Goal: Exactly reproduce the lines from the one holding "What text is on this page?" through the final line of the listing below, with both ends included and nothing else.

── Dataset extract ──

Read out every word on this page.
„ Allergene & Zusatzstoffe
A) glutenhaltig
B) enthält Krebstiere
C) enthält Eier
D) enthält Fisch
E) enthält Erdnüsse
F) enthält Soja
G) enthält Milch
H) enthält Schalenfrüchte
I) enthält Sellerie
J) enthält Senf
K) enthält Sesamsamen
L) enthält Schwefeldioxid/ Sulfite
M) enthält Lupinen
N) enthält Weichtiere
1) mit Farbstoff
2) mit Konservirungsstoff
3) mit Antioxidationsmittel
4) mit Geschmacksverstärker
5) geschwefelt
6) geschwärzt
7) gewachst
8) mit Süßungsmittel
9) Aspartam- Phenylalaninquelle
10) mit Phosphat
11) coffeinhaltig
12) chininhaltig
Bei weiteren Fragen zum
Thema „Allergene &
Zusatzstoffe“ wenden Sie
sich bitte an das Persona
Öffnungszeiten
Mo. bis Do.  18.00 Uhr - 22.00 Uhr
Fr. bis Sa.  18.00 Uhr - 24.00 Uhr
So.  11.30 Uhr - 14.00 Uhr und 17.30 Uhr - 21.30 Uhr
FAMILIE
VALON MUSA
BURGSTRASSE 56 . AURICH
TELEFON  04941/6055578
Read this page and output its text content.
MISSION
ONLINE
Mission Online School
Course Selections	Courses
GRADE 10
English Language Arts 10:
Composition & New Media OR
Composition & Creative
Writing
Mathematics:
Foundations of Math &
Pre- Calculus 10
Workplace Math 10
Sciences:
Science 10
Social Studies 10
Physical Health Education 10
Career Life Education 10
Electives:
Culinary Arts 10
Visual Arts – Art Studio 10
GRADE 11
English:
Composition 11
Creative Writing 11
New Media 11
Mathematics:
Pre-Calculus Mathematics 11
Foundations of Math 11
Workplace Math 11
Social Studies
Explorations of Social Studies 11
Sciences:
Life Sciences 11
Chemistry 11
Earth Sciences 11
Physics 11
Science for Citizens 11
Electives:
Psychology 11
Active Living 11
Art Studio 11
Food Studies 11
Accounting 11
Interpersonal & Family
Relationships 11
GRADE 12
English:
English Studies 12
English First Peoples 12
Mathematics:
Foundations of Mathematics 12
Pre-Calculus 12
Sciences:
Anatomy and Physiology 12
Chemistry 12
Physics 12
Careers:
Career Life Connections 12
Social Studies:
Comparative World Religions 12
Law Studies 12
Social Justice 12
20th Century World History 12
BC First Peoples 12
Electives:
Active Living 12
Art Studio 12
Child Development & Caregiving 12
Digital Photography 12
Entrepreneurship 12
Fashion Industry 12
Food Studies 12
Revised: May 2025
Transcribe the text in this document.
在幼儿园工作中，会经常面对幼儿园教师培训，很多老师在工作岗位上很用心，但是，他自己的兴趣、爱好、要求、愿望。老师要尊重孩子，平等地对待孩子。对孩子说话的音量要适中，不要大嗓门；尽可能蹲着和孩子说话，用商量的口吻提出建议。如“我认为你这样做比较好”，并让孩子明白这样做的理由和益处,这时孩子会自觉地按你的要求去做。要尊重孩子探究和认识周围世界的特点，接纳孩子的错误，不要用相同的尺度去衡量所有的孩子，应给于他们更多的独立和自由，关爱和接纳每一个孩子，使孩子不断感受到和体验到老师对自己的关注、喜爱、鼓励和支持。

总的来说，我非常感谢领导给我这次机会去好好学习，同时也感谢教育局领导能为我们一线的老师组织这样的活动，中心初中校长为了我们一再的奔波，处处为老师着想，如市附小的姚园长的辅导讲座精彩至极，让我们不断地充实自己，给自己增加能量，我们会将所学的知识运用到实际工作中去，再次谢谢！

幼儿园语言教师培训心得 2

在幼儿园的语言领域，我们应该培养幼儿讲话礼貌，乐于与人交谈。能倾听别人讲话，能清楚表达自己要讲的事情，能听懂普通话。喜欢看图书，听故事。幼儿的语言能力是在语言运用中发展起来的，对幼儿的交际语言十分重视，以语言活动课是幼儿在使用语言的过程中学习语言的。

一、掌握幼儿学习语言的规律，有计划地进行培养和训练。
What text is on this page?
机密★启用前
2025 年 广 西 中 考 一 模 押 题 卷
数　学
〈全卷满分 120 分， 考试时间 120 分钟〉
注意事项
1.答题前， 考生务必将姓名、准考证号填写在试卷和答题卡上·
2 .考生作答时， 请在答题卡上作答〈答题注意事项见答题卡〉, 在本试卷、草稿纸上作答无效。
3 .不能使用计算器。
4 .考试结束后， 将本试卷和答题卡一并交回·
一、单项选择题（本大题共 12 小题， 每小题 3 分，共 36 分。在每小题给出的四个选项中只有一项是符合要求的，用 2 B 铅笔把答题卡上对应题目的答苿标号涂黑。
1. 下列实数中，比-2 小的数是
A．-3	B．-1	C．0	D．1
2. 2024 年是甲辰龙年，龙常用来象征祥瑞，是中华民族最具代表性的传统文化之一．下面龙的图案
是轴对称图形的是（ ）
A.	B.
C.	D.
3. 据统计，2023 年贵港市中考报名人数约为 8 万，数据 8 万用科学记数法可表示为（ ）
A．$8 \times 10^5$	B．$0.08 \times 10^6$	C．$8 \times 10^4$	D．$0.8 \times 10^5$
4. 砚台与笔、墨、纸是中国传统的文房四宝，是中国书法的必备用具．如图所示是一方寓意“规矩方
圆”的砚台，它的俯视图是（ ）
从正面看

───

Written answer:
What text is on this page?
机密★启用前
2025 年 广 西 中 考 一 模 押 题 卷
数　学
〈全卷满分 120 分， 考试时间 120 分钟〉
注意事项
1.答题前， 考生务必将姓名、准考证号填写在试卷和答题卡上·
2 .考生作答时， 请在答题卡上作答〈答题注意事项见答题卡〉, 在本试卷、草稿纸上作答无效。
3 .不能使用计算器。
4 .考试结束后， 将本试卷和答题卡一并交回·
一、单项选择题（本大题共 12 小题， 每小题 3 分，共 36 分。在每小题给出的四个选项中只有一项是符合要求的，用 2 B 铅笔把答题卡上对应题目的答苿标号涂黑。
1. 下列实数中，比-2 小的数是
A．-3	B．-1	C．0	D．1
2. 2024 年是甲辰龙年，龙常用来象征祥瑞，是中华民族最具代表性的传统文化之一．下面龙的图案
是轴对称图形的是（ ）
A.	B.
C.	D.
3. 据统计，2023 年贵港市中考报名人数约为 8 万，数据 8 万用科学记数法可表示为（ ）
A．$8 \times 10^5$	B．$0.08 \times 10^6$	C．$8 \times 10^4$	D．$0.8 \times 10^5$
4. 砚台与笔、墨、纸是中国传统的文房四宝，是中国书法的必备用具．如图所示是一方寓意“规矩方
圆”的砚台，它的俯视图是（ ）
从正面看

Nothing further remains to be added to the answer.